INFORMATION SHOWN:
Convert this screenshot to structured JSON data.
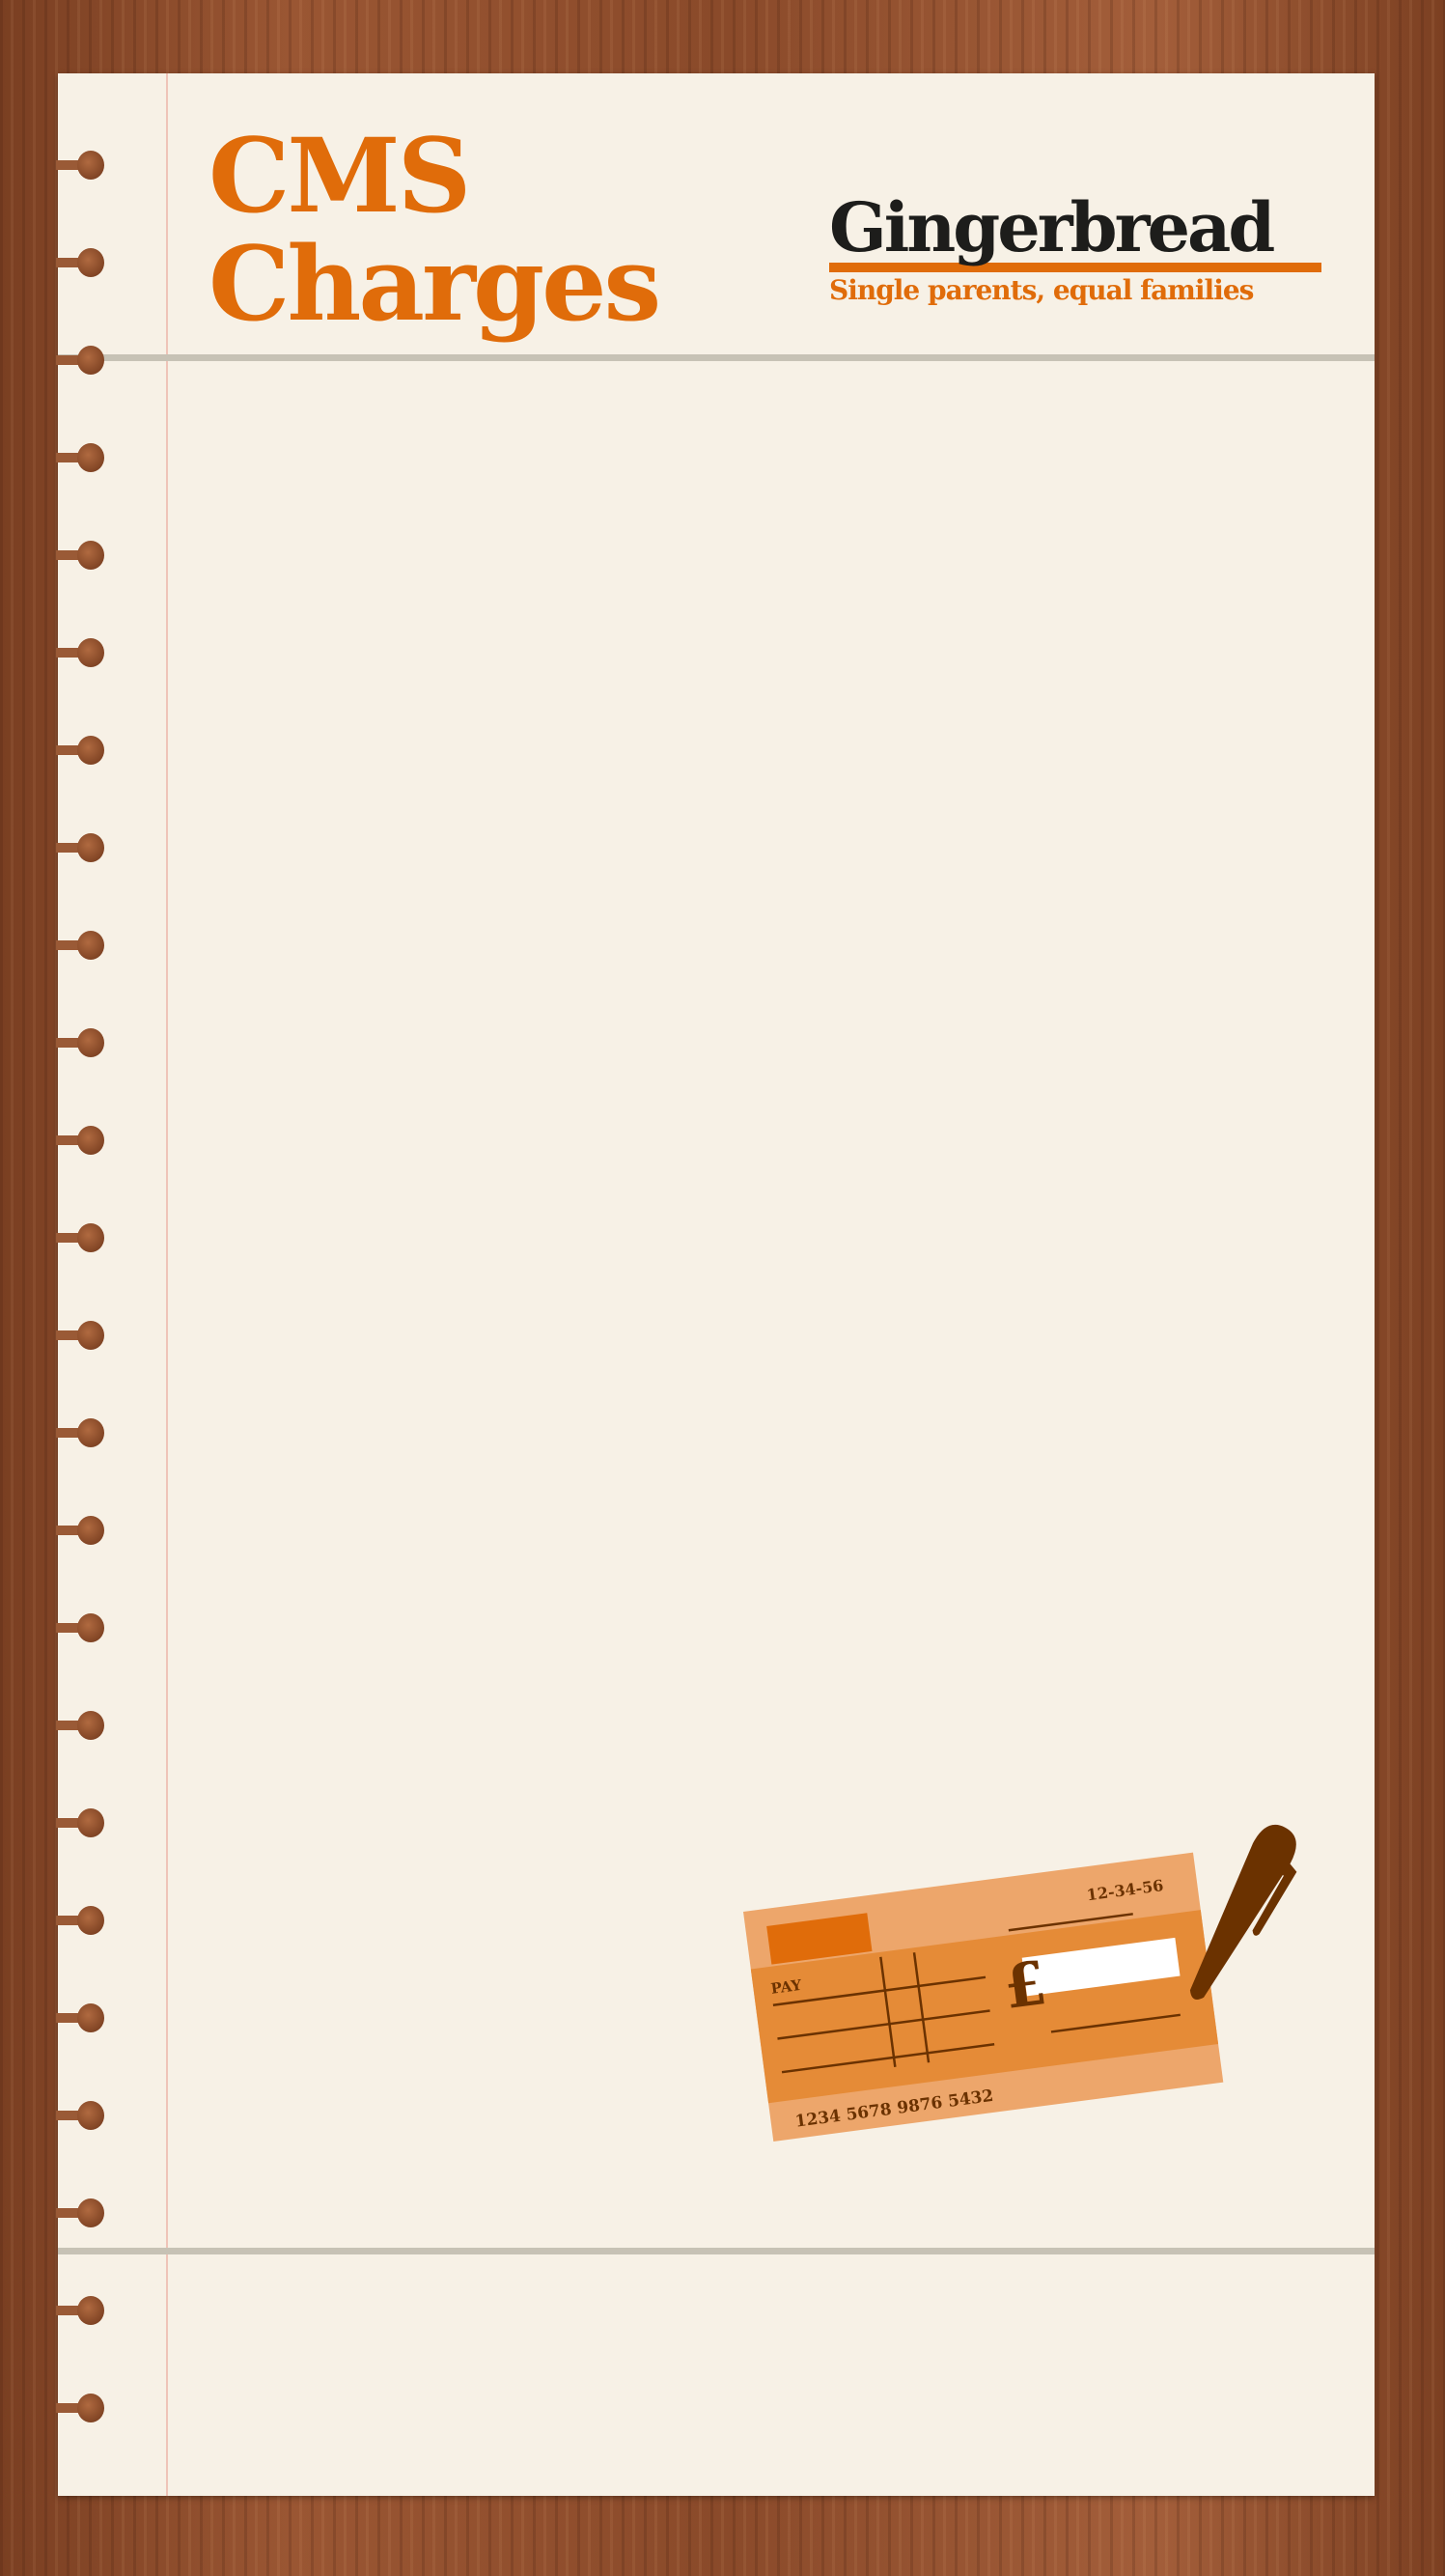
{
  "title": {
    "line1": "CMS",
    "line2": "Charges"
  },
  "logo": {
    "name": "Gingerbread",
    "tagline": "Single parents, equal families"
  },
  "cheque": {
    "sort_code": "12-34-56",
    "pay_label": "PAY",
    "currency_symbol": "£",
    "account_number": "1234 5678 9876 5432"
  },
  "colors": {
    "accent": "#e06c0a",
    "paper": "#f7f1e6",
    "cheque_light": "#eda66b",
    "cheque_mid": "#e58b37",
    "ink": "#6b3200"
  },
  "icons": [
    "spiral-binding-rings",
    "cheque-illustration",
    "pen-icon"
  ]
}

WHAT YOU WILL DO:
Retype the whole listing exactly and leave the pictures out.

OUTPUT:
Convert this screenshot to structured JSON data.
{
  "title": {
    "line1": "CMS",
    "line2": "Charges"
  },
  "logo": {
    "name": "Gingerbread",
    "tagline": "Single parents, equal families"
  },
  "cheque": {
    "sort_code": "12-34-56",
    "pay_label": "PAY",
    "currency_symbol": "£",
    "account_number": "1234 5678 9876 5432"
  },
  "colors": {
    "accent": "#e06c0a",
    "paper": "#f7f1e6",
    "cheque_light": "#eda66b",
    "cheque_mid": "#e58b37",
    "ink": "#6b3200"
  },
  "icons": [
    "spiral-binding-rings",
    "cheque-illustration",
    "pen-icon"
  ]
}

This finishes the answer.